TASK TO CARRY OUT:
What lines of the data hold the string "Chicken"? Pull each one out.
──────── ENTRIES ────────
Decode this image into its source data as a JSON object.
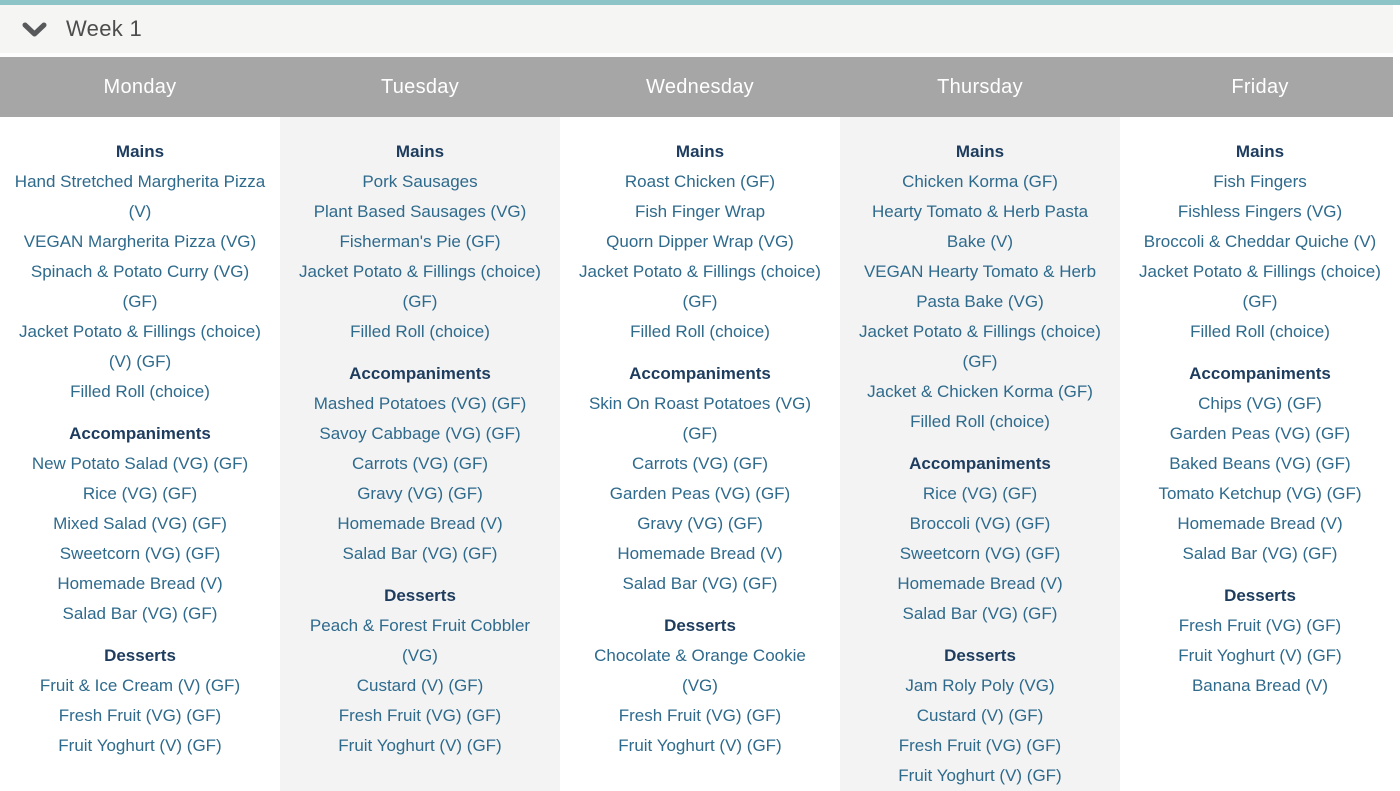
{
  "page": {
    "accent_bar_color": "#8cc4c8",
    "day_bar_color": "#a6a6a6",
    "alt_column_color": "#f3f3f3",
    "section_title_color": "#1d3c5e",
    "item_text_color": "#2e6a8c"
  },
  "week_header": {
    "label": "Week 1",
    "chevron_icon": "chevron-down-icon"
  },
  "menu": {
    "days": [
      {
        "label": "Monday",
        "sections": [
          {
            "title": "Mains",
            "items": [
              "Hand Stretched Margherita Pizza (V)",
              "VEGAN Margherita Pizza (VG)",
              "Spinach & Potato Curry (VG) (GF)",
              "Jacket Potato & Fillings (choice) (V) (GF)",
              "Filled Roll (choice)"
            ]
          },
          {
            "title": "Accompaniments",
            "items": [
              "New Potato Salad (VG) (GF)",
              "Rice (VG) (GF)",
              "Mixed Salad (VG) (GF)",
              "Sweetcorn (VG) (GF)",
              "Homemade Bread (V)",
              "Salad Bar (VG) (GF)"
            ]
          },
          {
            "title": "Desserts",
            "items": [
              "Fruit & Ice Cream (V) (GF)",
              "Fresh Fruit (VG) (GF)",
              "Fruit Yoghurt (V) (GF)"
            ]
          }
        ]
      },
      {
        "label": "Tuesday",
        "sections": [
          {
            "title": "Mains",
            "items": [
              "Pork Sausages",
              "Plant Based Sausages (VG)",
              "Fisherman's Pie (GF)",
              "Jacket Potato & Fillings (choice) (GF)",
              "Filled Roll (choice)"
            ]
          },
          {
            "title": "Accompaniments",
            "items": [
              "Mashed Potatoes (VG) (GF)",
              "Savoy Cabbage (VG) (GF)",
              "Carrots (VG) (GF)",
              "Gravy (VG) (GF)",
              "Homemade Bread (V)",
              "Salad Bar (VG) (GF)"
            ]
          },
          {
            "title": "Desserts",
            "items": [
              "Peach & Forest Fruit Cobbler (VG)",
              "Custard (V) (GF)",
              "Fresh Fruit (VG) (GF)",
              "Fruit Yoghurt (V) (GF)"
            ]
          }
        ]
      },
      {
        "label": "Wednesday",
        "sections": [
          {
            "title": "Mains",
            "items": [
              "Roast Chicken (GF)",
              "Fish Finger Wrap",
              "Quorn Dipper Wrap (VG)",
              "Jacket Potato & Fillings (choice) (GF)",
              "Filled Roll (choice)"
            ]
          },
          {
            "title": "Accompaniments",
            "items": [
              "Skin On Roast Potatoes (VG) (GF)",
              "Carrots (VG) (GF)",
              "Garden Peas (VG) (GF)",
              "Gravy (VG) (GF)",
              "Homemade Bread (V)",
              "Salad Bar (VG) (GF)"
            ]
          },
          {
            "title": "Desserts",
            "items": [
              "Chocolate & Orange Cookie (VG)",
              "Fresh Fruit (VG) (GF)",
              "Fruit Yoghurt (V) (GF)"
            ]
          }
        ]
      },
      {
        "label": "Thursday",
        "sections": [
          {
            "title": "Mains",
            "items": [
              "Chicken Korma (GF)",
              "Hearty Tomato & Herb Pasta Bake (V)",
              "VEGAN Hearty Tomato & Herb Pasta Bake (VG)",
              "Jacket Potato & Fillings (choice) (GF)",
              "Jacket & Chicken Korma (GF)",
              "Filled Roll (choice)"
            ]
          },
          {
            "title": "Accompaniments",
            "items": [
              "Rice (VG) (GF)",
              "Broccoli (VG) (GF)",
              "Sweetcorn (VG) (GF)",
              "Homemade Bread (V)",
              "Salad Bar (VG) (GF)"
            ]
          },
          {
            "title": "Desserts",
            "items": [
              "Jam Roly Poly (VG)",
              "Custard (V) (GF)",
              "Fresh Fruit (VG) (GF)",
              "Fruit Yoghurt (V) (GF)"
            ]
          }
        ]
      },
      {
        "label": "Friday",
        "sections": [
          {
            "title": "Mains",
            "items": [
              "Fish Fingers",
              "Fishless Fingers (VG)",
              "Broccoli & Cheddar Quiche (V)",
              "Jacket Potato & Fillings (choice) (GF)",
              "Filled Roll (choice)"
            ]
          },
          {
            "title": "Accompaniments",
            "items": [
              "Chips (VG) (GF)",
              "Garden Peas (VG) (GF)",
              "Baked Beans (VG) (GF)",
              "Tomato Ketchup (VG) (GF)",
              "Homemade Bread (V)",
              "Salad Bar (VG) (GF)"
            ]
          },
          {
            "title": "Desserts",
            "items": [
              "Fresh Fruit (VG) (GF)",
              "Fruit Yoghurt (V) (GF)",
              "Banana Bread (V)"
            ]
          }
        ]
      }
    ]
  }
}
────────
WRITTEN SOLUTION:
              "Roast Chicken (GF)",
              "Chicken Korma (GF)",
              "Jacket & Chicken Korma (GF)",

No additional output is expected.